[Rows from a dataset]

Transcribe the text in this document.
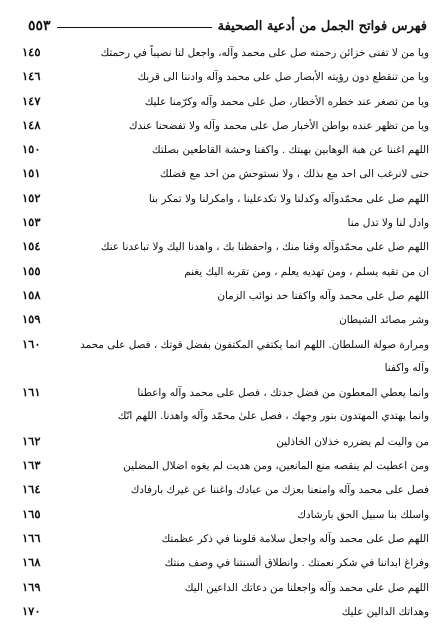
فهرس فواتح الجمل من أدعية الصحيفة
٥٥٣
ويا من لا تفنى خزائن رحمته صل على محمد وآله، واجعل لنا نصيباً في رحمتك
١٤٥
ويا من تنقطع دون رؤيته الأبصار صل على محمد وآله وادننا الى قربك
١٤٦
ويا من تصغر عند خطره الأخطار، صل على محمد وآله وكرّمنا عليك
١٤٧
ويا من تظهر عنده بواطن الأخبار صل على محمد وآله ولا تفضحنا عندك
١٤٨
اللهم اغننا عن هبة الوهابين بهبتك . واكفنا وحشة القاطعين بصلتك
١٥٠
حتى لانرغب الى احد مع بذلك ، ولا نستوحش من احد مع فضلك
١٥١
اللهم صل على محمّدوآله وكدلنا ولا تكدعلينا ، وامكرلنا ولا تمكر بنا
١٥٢
وادل لنا ولا تدل منا
١٥٣
اللهم صل على محمّدوآله وقنا منك ، واحفظنا بك ، واهدنا اليك ولا تباعدنا عنك
١٥٤
ان من تقيه يسلم ، ومن تهديه يعلم ، ومن تقربه اليك يغنم
١٥٥
اللهم صل على محمد وآله واكفنا حد نوائب الزمان
١٥٨
وشر مصائد الشيطان
١٥٩
ومرارة صولة السلطان. اللهم انما يكتفي المكتفون بفضل قوتك ، فصل على محمد
١٦٠
وآله واكفنا
وانما يعطي المعطون من فضل جدتك ، فصل على محمد وآله واعطنا
١٦١
وانما يهتدي المهتدون بنور وجهك ، فصل علىٰ محمّد وآله واهدنا. اللهم انّك
من واليت لم يضرره خذلان الخاذلين
١٦٢
ومن اعطيت لم ينقصه منع المانعين، ومن هديت لم يغوه اضلال المضلين
١٦٣
فصل على محمد وآله وامنعنا بعزك من عبادك واغننا عن غيرك بارفادك
١٦٤
واسلك بنا سبيل الحق بارشادك
١٦٥
اللهم صل على محمد وآله واجعل سلامة قلوبنا في ذكر عظمتك
١٦٦
وفراغ ابداننا في شكر نعمتك . وانطلاق ألسنتنا في وصف منتك
١٦٨
اللهم صل على محمد وآله واجعلنا من دعاتك الداعين اليك
١٦٩
وهداتك الدالين عليك
١٧٠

◆ **OBJECTIVE**: The records above must be printed exactly; the pictures stay out.

◆ **RESPONSE TO THIS TASK**:
Transcribe the text in this document.
فهرس فواتح الجمل من أدعية الصحيفة
٥٥٣
ويا من لا تفنى خزائن رحمته صل على محمد وآله، واجعل لنا نصيباً في رحمتك
١٤٥
ويا من تنقطع دون رؤيته الأبصار صل على محمد وآله وادننا الى قربك
١٤٦
ويا من تصغر عند خطره الأخطار، صل على محمد وآله وكرّمنا عليك
١٤٧
ويا من تظهر عنده بواطن الأخبار صل على محمد وآله ولا تفضحنا عندك
١٤٨
اللهم اغننا عن هبة الوهابين بهبتك . واكفنا وحشة القاطعين بصلتك
١٥٠
حتى لانرغب الى احد مع بذلك ، ولا نستوحش من احد مع فضلك
١٥١
اللهم صل على محمّدوآله وكدلنا ولا تكدعلينا ، وامكرلنا ولا تمكر بنا
١٥٢
وادل لنا ولا تدل منا
١٥٣
اللهم صل على محمّدوآله وقنا منك ، واحفظنا بك ، واهدنا اليك ولا تباعدنا عنك
١٥٤
ان من تقيه يسلم ، ومن تهديه يعلم ، ومن تقربه اليك يغنم
١٥٥
اللهم صل على محمد وآله واكفنا حد نوائب الزمان
١٥٨
وشر مصائد الشيطان
١٥٩
ومرارة صولة السلطان. اللهم انما يكتفي المكتفون بفضل قوتك ، فصل على محمد
١٦٠
وآله واكفنا
وانما يعطي المعطون من فضل جدتك ، فصل على محمد وآله واعطنا
١٦١
وانما يهتدي المهتدون بنور وجهك ، فصل علىٰ محمّد وآله واهدنا. اللهم انّك
من واليت لم يضرره خذلان الخاذلين
١٦٢
ومن اعطيت لم ينقصه منع المانعين، ومن هديت لم يغوه اضلال المضلين
١٦٣
فصل على محمد وآله وامنعنا بعزك من عبادك واغننا عن غيرك بارفادك
١٦٤
واسلك بنا سبيل الحق بارشادك
١٦٥
اللهم صل على محمد وآله واجعل سلامة قلوبنا في ذكر عظمتك
١٦٦
وفراغ ابداننا في شكر نعمتك . وانطلاق ألسنتنا في وصف منتك
١٦٨
اللهم صل على محمد وآله واجعلنا من دعاتك الداعين اليك
١٦٩
وهداتك الدالين عليك
١٧٠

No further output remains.